### Exercise set
[a] Answer these questions from the passage on the GST show cause notice, one line each:
(i) What did the introduction of Section 122(1A) in the CGST Act aim to tackle?
(ii) Who represented the petitioners?
(iii) According to the petitioners' counsel, in what capacity did the petitioner act for Maersk?
[b] Reproduce the part of the passage on the GST show cause notice between "3. Section 137" and "support its invocation.", inclusive.
[c] List every person or company that the passage on the GST show cause notice mentions by name.

The petitioner contended that the show cause notice primarily targets Maersk, demanding a significant sum, which, according to him, pertains to issues already addressed by Maersk, including payments made with interest and penalties.

Further contended that the introduction of Section 122(1A) in the CGST Act aimed to tackle fake invoices. They assert being wrongly implicated in a show cause notice, alleging they retained benefits from GST evasion by Maersk, despite not having personal involvement. They contest the imposition of a hefty penalty under Section 122(1A) and the invocation of Section 137 against them.

Mr. Harish Salve, representing the petitioners, argued :

  1. The show cause notice is arbitrary and illegal as it imposes a hefty penalty without evidence of the petitioner benefiting from the alleged offence.
  2. The petitioner, being a power of attorney holder for Maersk, shouldn’t face such a disproportionate penalty.
  3. Section 137 shouldn’t apply to the petitioner as they weren’t responsible for Maersk’s business, and there are no allegations to support its invocation.
  4. The notice lacks essential requirements under Sections 122(1A) and 137, and the allegations against the petitioner are unsubstantiated.
  5. Section 137 is inapplicable to the case, and the notice violates constitutional rights. Therefore, it should be quashed and set aside.

Mr. Sharma, representing the respondents, argued in favour of the impugned show cause notice. He emphasised that the petitioner must address all concerns raised in the notice. It was also contended that since the petitioner was closely involved with Maersk’s affairs, he cannot disclaim responsibility for any revenue loss as outlined in the notice.

### Entries supplied

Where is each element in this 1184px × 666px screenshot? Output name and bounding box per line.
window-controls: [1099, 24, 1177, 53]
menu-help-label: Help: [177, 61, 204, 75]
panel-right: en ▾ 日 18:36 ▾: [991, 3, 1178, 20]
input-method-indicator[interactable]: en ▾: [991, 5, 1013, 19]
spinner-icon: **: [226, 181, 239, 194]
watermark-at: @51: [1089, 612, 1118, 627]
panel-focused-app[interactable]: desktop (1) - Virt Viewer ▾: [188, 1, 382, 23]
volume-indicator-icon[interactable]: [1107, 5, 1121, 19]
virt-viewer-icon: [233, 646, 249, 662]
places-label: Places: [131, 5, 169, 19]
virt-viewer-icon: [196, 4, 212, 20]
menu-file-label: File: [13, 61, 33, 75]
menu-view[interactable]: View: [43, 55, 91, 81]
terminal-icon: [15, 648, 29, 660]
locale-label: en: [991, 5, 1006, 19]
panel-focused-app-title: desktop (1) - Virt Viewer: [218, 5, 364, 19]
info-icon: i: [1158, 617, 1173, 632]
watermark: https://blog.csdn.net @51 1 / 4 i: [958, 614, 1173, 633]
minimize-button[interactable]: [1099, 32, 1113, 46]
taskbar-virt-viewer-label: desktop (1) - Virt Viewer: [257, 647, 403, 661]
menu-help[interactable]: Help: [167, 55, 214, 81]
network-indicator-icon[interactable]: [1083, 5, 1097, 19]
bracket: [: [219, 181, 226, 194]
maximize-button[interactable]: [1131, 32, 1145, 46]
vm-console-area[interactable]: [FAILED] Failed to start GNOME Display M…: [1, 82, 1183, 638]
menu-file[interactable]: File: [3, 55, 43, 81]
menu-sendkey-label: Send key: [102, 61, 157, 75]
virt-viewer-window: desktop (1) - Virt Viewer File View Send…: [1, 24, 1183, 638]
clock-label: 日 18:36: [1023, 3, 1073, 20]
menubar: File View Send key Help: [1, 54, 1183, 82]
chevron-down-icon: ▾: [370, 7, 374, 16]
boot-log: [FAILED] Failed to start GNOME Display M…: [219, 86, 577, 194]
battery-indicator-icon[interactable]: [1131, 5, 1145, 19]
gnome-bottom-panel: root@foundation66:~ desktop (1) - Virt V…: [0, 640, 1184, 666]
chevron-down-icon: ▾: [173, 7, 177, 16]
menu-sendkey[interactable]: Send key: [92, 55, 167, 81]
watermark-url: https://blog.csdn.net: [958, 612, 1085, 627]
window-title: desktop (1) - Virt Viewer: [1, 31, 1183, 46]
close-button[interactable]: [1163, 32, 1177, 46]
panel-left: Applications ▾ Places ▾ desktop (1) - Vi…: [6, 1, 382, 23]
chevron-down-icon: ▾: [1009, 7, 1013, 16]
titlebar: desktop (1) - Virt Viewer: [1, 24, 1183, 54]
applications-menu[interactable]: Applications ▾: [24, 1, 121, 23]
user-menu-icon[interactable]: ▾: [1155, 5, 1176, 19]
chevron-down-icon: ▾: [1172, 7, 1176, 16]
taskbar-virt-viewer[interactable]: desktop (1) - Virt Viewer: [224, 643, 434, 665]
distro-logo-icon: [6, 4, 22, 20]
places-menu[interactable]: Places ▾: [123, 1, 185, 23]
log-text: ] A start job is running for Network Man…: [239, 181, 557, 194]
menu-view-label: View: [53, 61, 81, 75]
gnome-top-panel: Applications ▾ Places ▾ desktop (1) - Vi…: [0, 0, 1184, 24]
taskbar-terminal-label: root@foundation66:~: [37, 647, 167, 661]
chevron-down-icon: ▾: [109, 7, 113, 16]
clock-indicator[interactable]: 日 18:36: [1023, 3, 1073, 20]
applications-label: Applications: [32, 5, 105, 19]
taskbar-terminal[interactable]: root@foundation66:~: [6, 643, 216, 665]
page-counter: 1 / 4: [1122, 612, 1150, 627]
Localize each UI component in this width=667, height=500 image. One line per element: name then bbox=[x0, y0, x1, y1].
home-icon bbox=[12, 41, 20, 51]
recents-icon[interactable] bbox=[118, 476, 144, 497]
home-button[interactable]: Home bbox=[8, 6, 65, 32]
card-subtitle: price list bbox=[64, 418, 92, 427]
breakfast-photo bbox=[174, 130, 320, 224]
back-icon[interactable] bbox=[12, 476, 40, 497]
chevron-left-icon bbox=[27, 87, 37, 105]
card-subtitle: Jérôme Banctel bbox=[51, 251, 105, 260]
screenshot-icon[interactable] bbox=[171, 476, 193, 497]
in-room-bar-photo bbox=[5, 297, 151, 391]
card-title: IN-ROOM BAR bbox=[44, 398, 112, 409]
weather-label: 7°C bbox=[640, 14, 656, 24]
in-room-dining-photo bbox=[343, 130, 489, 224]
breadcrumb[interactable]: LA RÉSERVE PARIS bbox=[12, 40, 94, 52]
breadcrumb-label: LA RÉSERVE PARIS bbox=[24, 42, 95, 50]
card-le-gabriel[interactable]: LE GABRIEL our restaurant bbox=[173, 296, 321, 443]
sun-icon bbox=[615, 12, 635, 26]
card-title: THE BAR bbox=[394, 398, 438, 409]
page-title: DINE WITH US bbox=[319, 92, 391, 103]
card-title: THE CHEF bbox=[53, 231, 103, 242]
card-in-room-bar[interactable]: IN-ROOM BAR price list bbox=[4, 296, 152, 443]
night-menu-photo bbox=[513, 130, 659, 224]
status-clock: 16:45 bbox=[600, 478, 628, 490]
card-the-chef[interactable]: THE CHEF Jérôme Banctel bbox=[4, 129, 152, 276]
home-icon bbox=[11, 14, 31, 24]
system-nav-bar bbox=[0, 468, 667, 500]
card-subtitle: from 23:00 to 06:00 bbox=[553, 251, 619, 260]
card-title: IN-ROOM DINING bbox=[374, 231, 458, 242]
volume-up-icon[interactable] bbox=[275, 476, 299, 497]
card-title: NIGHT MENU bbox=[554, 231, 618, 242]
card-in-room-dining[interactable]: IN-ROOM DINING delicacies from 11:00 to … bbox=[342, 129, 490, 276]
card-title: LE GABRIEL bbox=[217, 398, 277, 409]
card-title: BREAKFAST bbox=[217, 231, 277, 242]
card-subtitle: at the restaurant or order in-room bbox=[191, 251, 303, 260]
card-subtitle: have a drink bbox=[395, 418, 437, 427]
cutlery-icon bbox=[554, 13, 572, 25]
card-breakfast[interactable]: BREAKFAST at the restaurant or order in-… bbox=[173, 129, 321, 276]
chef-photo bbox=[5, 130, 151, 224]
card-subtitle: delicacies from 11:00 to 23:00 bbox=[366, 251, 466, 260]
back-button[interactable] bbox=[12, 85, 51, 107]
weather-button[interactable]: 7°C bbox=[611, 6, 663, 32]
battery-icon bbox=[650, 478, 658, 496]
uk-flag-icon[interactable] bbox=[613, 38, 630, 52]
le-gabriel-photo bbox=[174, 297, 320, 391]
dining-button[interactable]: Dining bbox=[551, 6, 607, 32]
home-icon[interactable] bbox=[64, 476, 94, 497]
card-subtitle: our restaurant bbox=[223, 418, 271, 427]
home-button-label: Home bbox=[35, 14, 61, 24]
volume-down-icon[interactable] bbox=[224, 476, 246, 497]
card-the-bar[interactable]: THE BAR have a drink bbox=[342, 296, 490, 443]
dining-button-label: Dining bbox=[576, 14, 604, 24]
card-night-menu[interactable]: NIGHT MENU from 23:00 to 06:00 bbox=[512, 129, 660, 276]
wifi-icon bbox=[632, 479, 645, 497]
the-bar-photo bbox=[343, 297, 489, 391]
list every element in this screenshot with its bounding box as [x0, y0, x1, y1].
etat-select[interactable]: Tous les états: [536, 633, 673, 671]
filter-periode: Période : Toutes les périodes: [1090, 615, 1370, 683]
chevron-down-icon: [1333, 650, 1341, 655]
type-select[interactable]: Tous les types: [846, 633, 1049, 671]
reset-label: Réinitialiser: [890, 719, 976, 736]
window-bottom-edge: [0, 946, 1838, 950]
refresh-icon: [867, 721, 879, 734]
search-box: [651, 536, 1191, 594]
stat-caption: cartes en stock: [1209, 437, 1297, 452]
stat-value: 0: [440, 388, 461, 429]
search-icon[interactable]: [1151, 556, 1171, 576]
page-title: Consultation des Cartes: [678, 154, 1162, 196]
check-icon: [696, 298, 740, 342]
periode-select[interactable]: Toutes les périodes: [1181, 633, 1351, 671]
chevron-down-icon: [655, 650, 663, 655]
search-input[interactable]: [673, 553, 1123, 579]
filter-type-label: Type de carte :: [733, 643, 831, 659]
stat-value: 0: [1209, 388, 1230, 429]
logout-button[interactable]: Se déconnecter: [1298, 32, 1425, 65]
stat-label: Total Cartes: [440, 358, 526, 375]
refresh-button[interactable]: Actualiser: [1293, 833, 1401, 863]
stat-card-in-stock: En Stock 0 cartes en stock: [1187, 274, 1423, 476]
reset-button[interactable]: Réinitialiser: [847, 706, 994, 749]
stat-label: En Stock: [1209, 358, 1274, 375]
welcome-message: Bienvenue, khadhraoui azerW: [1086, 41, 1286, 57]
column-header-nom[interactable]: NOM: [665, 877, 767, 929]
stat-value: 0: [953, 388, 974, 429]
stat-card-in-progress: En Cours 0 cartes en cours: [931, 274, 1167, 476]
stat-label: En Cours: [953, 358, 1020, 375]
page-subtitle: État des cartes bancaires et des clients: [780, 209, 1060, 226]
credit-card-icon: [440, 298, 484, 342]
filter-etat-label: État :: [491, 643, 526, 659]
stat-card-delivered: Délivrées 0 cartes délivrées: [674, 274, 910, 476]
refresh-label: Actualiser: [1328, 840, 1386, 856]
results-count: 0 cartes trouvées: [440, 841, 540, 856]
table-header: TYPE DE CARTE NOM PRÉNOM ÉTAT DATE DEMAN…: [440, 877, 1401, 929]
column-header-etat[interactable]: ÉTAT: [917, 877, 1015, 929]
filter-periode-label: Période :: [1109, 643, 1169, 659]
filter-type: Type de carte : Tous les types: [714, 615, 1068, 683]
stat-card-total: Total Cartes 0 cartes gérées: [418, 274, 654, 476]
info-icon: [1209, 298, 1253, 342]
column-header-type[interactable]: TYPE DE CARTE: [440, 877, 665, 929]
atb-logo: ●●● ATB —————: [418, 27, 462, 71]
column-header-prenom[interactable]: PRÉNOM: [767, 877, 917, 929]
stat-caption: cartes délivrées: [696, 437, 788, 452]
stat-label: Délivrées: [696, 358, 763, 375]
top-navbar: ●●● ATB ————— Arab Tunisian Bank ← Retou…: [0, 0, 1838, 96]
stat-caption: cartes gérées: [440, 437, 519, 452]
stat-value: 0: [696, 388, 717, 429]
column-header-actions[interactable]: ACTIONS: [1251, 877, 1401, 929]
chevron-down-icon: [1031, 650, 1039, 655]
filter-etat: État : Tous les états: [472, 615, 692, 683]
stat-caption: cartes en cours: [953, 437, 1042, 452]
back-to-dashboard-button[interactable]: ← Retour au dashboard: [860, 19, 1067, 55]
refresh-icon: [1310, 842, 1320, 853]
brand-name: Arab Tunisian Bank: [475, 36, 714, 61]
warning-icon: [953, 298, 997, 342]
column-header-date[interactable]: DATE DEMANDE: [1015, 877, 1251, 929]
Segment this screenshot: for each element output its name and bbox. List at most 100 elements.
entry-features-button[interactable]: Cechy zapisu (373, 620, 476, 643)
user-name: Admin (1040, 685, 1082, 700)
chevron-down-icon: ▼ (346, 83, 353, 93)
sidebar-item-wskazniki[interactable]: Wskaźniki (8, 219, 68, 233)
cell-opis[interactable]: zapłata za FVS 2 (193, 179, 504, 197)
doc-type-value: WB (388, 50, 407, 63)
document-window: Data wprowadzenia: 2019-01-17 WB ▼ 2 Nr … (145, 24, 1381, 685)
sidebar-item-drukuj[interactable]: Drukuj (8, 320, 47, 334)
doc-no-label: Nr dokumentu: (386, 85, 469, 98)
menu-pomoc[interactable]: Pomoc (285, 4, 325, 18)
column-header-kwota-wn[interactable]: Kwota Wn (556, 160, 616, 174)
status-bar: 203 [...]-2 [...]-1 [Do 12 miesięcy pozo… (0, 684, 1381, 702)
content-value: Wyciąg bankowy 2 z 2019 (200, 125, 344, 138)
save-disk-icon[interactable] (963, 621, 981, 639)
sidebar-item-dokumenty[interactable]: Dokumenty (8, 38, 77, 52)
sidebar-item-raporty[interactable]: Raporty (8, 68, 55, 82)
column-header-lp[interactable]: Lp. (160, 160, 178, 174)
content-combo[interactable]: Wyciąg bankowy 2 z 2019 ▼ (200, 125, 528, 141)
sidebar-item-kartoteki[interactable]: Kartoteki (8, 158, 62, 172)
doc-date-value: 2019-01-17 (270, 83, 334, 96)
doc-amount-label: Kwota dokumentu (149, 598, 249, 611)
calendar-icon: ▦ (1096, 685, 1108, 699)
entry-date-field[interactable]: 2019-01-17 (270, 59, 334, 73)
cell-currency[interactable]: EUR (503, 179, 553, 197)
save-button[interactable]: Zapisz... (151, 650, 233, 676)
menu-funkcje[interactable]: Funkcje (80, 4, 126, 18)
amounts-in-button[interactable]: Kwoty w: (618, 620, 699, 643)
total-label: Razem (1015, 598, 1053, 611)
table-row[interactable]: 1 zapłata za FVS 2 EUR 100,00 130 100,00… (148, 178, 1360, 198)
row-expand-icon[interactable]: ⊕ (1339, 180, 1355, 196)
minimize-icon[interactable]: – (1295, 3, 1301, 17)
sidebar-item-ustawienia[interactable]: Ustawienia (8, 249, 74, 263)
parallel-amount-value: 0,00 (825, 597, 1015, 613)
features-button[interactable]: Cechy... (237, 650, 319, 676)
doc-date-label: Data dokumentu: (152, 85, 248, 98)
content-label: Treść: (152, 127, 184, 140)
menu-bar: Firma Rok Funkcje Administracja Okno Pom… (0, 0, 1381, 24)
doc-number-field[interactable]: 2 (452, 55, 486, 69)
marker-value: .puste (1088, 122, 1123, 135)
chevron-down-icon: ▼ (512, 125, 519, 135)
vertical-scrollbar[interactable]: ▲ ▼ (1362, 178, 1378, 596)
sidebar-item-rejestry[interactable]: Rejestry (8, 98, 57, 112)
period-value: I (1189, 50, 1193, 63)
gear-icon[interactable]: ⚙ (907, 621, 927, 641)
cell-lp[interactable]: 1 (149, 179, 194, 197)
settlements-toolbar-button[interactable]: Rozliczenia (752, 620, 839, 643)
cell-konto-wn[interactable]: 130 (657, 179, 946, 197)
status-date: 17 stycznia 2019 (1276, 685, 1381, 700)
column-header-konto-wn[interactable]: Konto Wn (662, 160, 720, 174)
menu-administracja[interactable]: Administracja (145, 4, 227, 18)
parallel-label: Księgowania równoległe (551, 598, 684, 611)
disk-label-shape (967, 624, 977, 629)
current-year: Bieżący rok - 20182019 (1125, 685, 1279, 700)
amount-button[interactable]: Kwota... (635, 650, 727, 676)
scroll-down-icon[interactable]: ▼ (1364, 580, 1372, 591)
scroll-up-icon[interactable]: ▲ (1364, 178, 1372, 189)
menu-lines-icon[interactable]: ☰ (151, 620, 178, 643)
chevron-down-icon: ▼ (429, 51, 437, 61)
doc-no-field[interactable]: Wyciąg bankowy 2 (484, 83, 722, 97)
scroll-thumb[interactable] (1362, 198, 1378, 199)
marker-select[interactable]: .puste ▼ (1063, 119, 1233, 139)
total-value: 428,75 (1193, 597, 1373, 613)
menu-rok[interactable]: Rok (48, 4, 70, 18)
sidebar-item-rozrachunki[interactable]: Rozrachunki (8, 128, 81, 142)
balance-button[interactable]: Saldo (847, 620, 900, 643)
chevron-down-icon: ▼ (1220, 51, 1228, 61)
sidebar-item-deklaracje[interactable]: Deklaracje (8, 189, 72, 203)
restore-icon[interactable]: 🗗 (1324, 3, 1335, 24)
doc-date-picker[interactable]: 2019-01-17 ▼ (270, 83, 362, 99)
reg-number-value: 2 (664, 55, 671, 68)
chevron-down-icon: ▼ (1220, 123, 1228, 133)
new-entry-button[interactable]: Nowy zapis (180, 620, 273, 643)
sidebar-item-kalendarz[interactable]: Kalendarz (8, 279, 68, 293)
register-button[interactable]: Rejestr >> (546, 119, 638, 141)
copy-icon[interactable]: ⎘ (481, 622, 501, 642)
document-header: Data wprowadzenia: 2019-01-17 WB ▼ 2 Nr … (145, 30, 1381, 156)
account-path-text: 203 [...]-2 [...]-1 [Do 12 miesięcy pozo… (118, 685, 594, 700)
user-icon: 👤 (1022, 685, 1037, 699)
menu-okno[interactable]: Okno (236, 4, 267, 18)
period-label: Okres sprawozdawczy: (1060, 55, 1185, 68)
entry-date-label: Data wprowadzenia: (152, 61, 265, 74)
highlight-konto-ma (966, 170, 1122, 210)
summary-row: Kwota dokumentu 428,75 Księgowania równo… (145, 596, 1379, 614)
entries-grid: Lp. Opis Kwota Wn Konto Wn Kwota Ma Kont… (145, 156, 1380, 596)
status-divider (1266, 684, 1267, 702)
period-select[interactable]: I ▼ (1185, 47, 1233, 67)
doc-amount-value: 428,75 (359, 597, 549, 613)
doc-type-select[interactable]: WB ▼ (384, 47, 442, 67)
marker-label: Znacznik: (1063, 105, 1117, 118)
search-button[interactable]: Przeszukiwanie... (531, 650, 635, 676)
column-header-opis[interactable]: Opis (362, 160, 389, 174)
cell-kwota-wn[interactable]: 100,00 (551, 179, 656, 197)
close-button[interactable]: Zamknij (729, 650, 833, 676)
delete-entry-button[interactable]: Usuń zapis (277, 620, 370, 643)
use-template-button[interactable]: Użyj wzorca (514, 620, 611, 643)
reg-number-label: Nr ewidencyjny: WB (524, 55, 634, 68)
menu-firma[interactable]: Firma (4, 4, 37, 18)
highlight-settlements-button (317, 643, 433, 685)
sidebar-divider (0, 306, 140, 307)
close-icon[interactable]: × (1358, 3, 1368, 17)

### Per-task outputs
[a]
(i) Fake invoices.
(ii) Mr. Harish Salve.
(iii) As a power of attorney holder for Maersk.

[b]
3. Section 137 shouldn’t apply to the petitioner as they weren’t responsible for Maersk’s business, and there are no allegations to support its invocation.

[c]
Maersk
Mr. Harish Salve
Mr. Sharma